**Stated problem**
Scan the entries below and extract each line with the word "Tuesday" in it.

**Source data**
>> begin

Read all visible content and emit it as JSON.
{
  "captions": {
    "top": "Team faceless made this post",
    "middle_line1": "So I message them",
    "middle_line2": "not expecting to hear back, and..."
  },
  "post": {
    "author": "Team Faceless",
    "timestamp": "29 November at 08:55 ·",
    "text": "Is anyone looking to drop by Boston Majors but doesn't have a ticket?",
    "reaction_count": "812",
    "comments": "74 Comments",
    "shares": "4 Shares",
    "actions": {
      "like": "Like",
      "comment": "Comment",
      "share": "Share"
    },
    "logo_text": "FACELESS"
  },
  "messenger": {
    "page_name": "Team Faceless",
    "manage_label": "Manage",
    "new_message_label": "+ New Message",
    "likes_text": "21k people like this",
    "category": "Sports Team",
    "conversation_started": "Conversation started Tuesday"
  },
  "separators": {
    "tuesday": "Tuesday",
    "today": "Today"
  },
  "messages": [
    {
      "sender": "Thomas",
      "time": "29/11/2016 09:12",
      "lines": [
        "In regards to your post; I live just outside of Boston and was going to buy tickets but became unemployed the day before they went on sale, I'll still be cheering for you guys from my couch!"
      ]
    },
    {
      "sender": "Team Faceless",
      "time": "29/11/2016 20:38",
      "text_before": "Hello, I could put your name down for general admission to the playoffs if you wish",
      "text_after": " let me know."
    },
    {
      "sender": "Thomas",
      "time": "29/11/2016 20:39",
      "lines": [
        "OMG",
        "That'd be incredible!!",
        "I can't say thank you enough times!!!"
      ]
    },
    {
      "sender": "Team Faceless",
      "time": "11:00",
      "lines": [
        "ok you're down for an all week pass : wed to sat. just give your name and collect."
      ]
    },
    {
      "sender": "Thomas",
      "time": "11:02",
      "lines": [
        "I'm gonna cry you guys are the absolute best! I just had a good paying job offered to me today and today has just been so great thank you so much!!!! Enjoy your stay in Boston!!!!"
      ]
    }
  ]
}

>> end

**Reply**
    "conversation_started": "Conversation started Tuesday"
    "tuesday": "Tuesday",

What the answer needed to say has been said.